Work to do:
Find the word "content" in the data. Return every line where it appears.

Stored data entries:
● ● ● ●

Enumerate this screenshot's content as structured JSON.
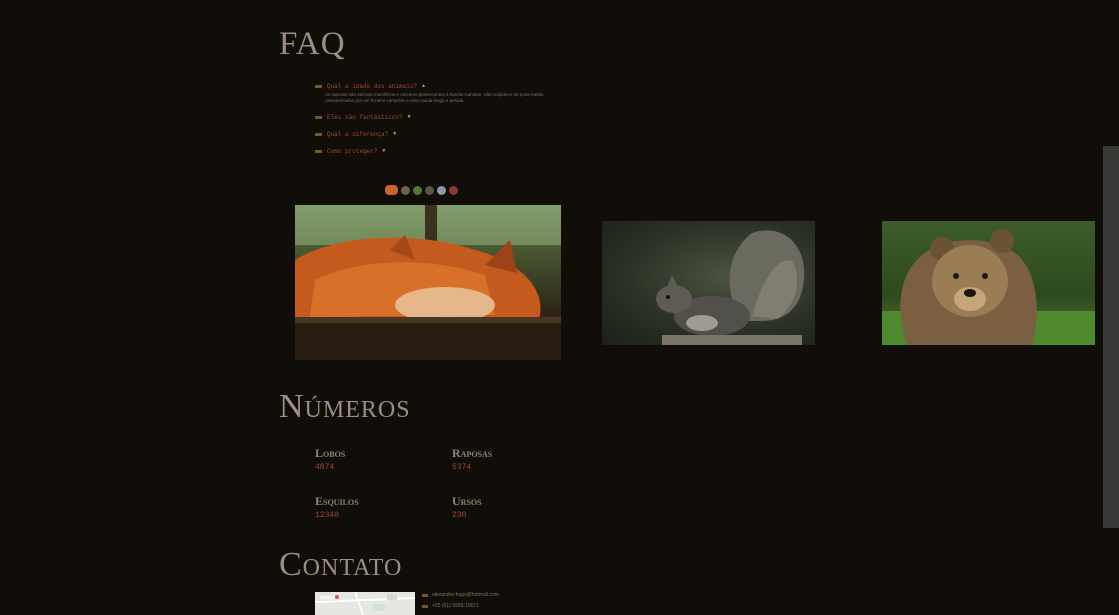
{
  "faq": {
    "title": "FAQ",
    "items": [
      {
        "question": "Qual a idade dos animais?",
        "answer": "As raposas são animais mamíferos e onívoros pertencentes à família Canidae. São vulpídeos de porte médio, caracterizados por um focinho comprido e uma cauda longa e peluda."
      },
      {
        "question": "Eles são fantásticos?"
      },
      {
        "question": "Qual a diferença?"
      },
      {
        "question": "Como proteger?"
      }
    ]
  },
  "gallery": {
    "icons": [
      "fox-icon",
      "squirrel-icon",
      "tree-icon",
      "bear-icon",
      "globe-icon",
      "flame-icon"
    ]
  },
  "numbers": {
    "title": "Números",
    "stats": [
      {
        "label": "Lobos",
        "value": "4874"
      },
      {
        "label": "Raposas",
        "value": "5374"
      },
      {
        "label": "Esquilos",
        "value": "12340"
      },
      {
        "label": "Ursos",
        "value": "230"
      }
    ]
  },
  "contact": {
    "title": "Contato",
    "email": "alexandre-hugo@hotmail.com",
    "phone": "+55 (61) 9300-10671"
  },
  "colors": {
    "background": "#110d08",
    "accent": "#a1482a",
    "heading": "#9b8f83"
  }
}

● ● ● ●

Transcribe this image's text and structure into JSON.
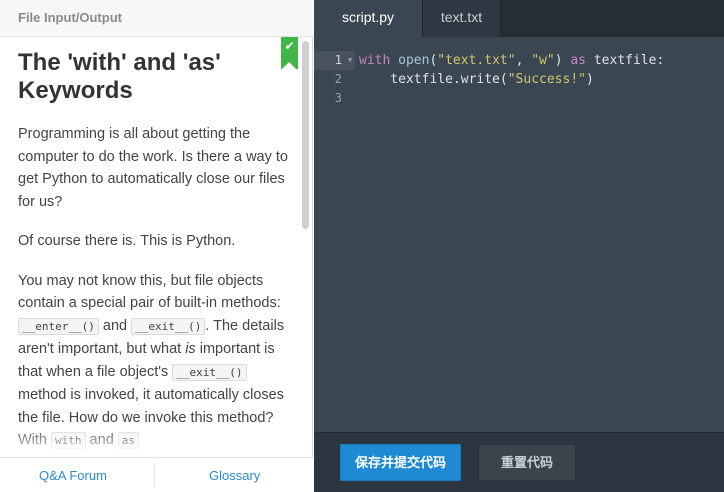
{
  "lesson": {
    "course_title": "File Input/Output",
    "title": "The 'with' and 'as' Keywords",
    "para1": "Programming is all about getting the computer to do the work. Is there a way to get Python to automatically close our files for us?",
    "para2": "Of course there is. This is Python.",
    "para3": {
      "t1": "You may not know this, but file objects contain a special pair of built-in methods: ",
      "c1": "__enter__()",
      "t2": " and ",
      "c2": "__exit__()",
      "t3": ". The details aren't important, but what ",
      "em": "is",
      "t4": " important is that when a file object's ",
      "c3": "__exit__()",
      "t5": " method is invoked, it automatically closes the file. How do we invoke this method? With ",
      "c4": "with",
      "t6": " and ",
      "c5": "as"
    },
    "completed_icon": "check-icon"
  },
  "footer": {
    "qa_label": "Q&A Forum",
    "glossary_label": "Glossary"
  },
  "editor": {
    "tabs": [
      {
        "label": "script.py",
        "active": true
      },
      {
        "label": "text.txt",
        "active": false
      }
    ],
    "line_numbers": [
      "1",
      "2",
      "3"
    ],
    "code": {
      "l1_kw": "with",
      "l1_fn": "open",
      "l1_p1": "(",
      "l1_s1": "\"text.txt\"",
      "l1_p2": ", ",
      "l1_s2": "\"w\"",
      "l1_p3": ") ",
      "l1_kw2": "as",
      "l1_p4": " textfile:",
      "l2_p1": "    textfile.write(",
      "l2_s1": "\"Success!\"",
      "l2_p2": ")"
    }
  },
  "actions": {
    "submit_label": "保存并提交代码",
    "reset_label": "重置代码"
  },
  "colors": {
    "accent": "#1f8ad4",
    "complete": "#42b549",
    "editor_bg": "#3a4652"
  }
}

● ● ● ●

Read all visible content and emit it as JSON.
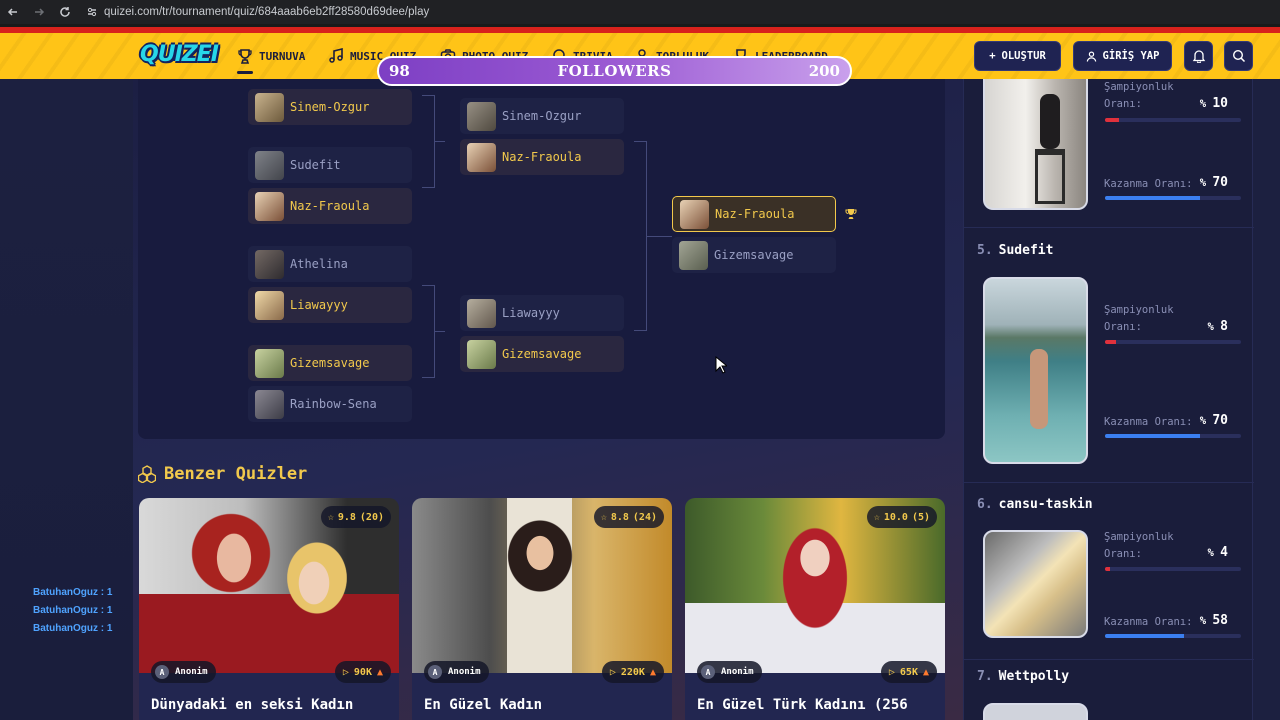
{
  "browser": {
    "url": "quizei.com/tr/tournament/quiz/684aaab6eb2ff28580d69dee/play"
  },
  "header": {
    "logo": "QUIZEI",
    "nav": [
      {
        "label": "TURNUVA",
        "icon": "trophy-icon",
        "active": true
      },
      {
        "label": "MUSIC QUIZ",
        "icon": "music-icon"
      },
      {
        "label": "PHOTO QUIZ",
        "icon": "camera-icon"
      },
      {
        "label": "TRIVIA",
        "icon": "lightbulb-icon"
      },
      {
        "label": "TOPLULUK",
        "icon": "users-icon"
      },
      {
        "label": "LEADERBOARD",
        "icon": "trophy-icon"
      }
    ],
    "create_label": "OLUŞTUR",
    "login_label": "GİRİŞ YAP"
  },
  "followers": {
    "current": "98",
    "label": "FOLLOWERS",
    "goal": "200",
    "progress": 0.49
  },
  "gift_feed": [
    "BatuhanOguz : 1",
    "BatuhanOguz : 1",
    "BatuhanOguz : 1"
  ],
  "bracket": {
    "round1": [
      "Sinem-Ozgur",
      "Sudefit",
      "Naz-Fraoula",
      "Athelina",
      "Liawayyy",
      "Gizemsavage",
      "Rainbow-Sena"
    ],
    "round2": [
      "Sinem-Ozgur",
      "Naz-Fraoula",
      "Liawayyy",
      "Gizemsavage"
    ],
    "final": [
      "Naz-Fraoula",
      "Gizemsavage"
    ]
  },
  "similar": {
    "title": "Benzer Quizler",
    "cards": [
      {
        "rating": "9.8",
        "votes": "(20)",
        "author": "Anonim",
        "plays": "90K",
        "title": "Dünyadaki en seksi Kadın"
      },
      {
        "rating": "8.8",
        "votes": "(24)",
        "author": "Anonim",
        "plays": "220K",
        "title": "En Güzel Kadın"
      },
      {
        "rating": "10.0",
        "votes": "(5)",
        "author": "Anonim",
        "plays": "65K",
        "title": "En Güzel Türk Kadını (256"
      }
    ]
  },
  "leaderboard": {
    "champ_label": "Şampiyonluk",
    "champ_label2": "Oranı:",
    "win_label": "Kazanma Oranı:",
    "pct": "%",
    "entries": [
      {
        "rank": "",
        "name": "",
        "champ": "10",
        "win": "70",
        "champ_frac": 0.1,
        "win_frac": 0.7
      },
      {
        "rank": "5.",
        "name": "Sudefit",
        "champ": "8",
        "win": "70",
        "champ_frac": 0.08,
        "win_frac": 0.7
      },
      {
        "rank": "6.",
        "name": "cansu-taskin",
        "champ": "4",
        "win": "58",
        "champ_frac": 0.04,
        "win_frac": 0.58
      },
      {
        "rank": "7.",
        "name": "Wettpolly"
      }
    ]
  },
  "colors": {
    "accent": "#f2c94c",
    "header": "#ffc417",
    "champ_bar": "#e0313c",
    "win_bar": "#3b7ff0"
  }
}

● ● ● ●

Response below:
Enumerate this screenshot's content as structured JSON.
Read all visible content and emit it as JSON.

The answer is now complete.